==== Data supplied ====
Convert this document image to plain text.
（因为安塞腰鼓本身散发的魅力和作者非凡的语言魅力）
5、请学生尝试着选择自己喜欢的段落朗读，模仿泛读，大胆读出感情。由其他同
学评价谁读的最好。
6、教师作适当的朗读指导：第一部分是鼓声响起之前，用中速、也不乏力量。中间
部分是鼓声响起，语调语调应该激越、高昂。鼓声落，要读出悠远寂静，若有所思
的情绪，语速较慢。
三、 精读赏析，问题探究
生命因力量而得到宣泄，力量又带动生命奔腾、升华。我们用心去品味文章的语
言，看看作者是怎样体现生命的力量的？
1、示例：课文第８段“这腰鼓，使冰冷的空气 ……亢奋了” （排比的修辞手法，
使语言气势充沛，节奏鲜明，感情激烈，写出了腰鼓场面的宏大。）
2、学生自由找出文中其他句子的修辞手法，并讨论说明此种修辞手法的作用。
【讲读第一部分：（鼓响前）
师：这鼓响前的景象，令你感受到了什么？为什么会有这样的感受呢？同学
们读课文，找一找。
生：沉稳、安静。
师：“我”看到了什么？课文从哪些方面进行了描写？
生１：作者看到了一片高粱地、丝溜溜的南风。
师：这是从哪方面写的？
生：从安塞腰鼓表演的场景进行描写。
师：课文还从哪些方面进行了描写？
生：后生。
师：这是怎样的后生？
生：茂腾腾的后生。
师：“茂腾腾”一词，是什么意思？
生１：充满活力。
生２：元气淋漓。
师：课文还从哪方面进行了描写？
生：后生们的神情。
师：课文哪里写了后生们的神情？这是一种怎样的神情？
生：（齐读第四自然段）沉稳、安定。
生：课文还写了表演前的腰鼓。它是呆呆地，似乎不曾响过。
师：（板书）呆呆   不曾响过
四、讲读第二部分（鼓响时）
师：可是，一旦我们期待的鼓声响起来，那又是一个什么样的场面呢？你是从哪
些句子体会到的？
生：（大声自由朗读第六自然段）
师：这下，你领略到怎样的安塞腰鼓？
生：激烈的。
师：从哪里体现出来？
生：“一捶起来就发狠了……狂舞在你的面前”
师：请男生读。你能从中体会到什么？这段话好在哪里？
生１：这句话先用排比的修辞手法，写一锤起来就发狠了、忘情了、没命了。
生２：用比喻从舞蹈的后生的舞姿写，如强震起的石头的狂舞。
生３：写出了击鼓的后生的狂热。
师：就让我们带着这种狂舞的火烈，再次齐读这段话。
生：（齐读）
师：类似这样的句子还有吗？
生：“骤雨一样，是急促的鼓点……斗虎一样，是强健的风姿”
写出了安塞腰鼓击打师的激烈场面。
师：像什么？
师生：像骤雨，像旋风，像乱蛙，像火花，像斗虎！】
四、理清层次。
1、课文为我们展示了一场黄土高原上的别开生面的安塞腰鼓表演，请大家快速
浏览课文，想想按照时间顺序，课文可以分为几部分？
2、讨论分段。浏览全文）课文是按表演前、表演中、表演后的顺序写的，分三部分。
====
**Exercise**
Word for word, quote all of the data above.

**Solution for this task**
Convert this document image to plain text.
（因为安塞腰鼓本身散发的魅力和作者非凡的语言魅力）
5、请学生尝试着选择自己喜欢的段落朗读，模仿泛读，大胆读出感情。由其他同
学评价谁读的最好。
6、教师作适当的朗读指导：第一部分是鼓声响起之前，用中速、也不乏力量。中间
部分是鼓声响起，语调语调应该激越、高昂。鼓声落，要读出悠远寂静，若有所思
的情绪，语速较慢。
三、 精读赏析，问题探究
生命因力量而得到宣泄，力量又带动生命奔腾、升华。我们用心去品味文章的语
言，看看作者是怎样体现生命的力量的？
1、示例：课文第８段“这腰鼓，使冰冷的空气 ……亢奋了” （排比的修辞手法，
使语言气势充沛，节奏鲜明，感情激烈，写出了腰鼓场面的宏大。）
2、学生自由找出文中其他句子的修辞手法，并讨论说明此种修辞手法的作用。
【讲读第一部分：（鼓响前）
师：这鼓响前的景象，令你感受到了什么？为什么会有这样的感受呢？同学
们读课文，找一找。
生：沉稳、安静。
师：“我”看到了什么？课文从哪些方面进行了描写？
生１：作者看到了一片高粱地、丝溜溜的南风。
师：这是从哪方面写的？
生：从安塞腰鼓表演的场景进行描写。
师：课文还从哪些方面进行了描写？
生：后生。
师：这是怎样的后生？
生：茂腾腾的后生。
师：“茂腾腾”一词，是什么意思？
生１：充满活力。
生２：元气淋漓。
师：课文还从哪方面进行了描写？
生：后生们的神情。
师：课文哪里写了后生们的神情？这是一种怎样的神情？
生：（齐读第四自然段）沉稳、安定。
生：课文还写了表演前的腰鼓。它是呆呆地，似乎不曾响过。
师：（板书）呆呆   不曾响过
四、讲读第二部分（鼓响时）
师：可是，一旦我们期待的鼓声响起来，那又是一个什么样的场面呢？你是从哪
些句子体会到的？
生：（大声自由朗读第六自然段）
师：这下，你领略到怎样的安塞腰鼓？
生：激烈的。
师：从哪里体现出来？
生：“一捶起来就发狠了……狂舞在你的面前”
师：请男生读。你能从中体会到什么？这段话好在哪里？
生１：这句话先用排比的修辞手法，写一锤起来就发狠了、忘情了、没命了。
生２：用比喻从舞蹈的后生的舞姿写，如强震起的石头的狂舞。
生３：写出了击鼓的后生的狂热。
师：就让我们带着这种狂舞的火烈，再次齐读这段话。
生：（齐读）
师：类似这样的句子还有吗？
生：“骤雨一样，是急促的鼓点……斗虎一样，是强健的风姿”
写出了安塞腰鼓击打师的激烈场面。
师：像什么？
师生：像骤雨，像旋风，像乱蛙，像火花，像斗虎！】
四、理清层次。
1、课文为我们展示了一场黄土高原上的别开生面的安塞腰鼓表演，请大家快速
浏览课文，想想按照时间顺序，课文可以分为几部分？
2、讨论分段。浏览全文）课文是按表演前、表演中、表演后的顺序写的，分三部分。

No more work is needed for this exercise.